*EXERCISE INSTRUCTIONS*: Your task is to copy every record exactly.

* BEGIN ENTRIES PROVIDED *

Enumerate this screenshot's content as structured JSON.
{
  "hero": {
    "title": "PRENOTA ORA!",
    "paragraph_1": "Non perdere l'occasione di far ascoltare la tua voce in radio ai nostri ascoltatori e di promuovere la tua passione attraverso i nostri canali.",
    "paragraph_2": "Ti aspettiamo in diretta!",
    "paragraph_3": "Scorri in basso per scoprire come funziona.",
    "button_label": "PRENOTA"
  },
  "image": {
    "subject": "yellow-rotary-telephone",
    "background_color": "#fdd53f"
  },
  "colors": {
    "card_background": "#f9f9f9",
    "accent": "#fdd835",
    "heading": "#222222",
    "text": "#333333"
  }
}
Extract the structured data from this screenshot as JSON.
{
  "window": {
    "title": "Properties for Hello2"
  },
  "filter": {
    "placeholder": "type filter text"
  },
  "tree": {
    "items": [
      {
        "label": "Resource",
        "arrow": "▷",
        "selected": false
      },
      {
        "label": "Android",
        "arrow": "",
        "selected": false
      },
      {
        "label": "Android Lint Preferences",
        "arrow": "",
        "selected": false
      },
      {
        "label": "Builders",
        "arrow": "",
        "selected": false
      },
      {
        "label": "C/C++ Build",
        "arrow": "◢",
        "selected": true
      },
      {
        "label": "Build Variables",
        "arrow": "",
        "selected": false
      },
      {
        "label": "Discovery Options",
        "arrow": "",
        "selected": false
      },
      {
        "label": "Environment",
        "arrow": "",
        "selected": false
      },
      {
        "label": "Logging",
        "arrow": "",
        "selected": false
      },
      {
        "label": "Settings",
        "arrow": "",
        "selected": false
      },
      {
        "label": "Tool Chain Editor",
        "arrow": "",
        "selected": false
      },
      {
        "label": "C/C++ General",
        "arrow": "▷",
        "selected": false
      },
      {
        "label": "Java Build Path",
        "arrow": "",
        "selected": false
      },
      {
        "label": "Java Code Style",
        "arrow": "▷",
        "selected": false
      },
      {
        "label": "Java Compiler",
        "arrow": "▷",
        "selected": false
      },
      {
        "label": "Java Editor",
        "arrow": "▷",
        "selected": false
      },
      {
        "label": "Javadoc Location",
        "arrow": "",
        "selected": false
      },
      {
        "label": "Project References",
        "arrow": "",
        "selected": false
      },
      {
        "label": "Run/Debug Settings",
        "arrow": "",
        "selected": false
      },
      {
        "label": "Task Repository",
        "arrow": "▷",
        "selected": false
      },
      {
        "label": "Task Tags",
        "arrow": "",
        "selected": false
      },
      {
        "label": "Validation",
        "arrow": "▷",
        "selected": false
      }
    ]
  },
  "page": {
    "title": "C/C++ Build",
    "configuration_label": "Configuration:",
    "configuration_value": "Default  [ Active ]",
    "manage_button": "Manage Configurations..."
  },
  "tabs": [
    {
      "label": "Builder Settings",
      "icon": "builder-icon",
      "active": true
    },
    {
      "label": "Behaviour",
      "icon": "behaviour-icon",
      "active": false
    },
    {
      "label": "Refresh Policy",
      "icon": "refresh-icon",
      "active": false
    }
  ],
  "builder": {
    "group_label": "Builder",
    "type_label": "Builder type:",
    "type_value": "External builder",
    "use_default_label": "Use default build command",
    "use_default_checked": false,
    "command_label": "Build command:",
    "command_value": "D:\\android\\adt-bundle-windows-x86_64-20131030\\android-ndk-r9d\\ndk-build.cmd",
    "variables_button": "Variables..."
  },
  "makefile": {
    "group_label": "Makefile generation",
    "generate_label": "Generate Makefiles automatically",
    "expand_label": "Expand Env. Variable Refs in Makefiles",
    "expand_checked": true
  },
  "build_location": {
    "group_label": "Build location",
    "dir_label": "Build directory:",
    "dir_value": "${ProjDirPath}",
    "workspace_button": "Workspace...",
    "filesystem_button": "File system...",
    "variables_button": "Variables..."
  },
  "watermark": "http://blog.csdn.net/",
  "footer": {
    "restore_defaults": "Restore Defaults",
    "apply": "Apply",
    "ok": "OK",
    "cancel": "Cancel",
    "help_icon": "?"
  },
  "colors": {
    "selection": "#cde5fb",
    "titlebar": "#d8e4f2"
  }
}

* END ENTRIES PROVIDED *

*RESULT FOR THIS EXERCISE*:
Enumerate this screenshot's content as structured JSON.
{
  "hero": {
    "title": "PRENOTA ORA!",
    "paragraph_1": "Non perdere l'occasione di far ascoltare la tua voce in radio ai nostri ascoltatori e di promuovere la tua passione attraverso i nostri canali.",
    "paragraph_2": "Ti aspettiamo in diretta!",
    "paragraph_3": "Scorri in basso per scoprire come funziona.",
    "button_label": "PRENOTA"
  },
  "image": {
    "subject": "yellow-rotary-telephone",
    "background_color": "#fdd53f"
  },
  "colors": {
    "card_background": "#f9f9f9",
    "accent": "#fdd835",
    "heading": "#222222",
    "text": "#333333"
  }
}
Extract the structured data from this screenshot as JSON.
{
  "window": {
    "title": "Properties for Hello2"
  },
  "filter": {
    "placeholder": "type filter text"
  },
  "tree": {
    "items": [
      {
        "label": "Resource",
        "arrow": "▷",
        "selected": false
      },
      {
        "label": "Android",
        "arrow": "",
        "selected": false
      },
      {
        "label": "Android Lint Preferences",
        "arrow": "",
        "selected": false
      },
      {
        "label": "Builders",
        "arrow": "",
        "selected": false
      },
      {
        "label": "C/C++ Build",
        "arrow": "◢",
        "selected": true
      },
      {
        "label": "Build Variables",
        "arrow": "",
        "selected": false
      },
      {
        "label": "Discovery Options",
        "arrow": "",
        "selected": false
      },
      {
        "label": "Environment",
        "arrow": "",
        "selected": false
      },
      {
        "label": "Logging",
        "arrow": "",
        "selected": false
      },
      {
        "label": "Settings",
        "arrow": "",
        "selected": false
      },
      {
        "label": "Tool Chain Editor",
        "arrow": "",
        "selected": false
      },
      {
        "label": "C/C++ General",
        "arrow": "▷",
        "selected": false
      },
      {
        "label": "Java Build Path",
        "arrow": "",
        "selected": false
      },
      {
        "label": "Java Code Style",
        "arrow": "▷",
        "selected": false
      },
      {
        "label": "Java Compiler",
        "arrow": "▷",
        "selected": false
      },
      {
        "label": "Java Editor",
        "arrow": "▷",
        "selected": false
      },
      {
        "label": "Javadoc Location",
        "arrow": "",
        "selected": false
      },
      {
        "label": "Project References",
        "arrow": "",
        "selected": false
      },
      {
        "label": "Run/Debug Settings",
        "arrow": "",
        "selected": false
      },
      {
        "label": "Task Repository",
        "arrow": "▷",
        "selected": false
      },
      {
        "label": "Task Tags",
        "arrow": "",
        "selected": false
      },
      {
        "label": "Validation",
        "arrow": "▷",
        "selected": false
      }
    ]
  },
  "page": {
    "title": "C/C++ Build",
    "configuration_label": "Configuration:",
    "configuration_value": "Default  [ Active ]",
    "manage_button": "Manage Configurations..."
  },
  "tabs": [
    {
      "label": "Builder Settings",
      "icon": "builder-icon",
      "active": true
    },
    {
      "label": "Behaviour",
      "icon": "behaviour-icon",
      "active": false
    },
    {
      "label": "Refresh Policy",
      "icon": "refresh-icon",
      "active": false
    }
  ],
  "builder": {
    "group_label": "Builder",
    "type_label": "Builder type:",
    "type_value": "External builder",
    "use_default_label": "Use default build command",
    "use_default_checked": false,
    "command_label": "Build command:",
    "command_value": "D:\\android\\adt-bundle-windows-x86_64-20131030\\android-ndk-r9d\\ndk-build.cmd",
    "variables_button": "Variables..."
  },
  "makefile": {
    "group_label": "Makefile generation",
    "generate_label": "Generate Makefiles automatically",
    "expand_label": "Expand Env. Variable Refs in Makefiles",
    "expand_checked": true
  },
  "build_location": {
    "group_label": "Build location",
    "dir_label": "Build directory:",
    "dir_value": "${ProjDirPath}",
    "workspace_button": "Workspace...",
    "filesystem_button": "File system...",
    "variables_button": "Variables..."
  },
  "watermark": "http://blog.csdn.net/",
  "footer": {
    "restore_defaults": "Restore Defaults",
    "apply": "Apply",
    "ok": "OK",
    "cancel": "Cancel",
    "help_icon": "?"
  },
  "colors": {
    "selection": "#cde5fb",
    "titlebar": "#d8e4f2"
  }
}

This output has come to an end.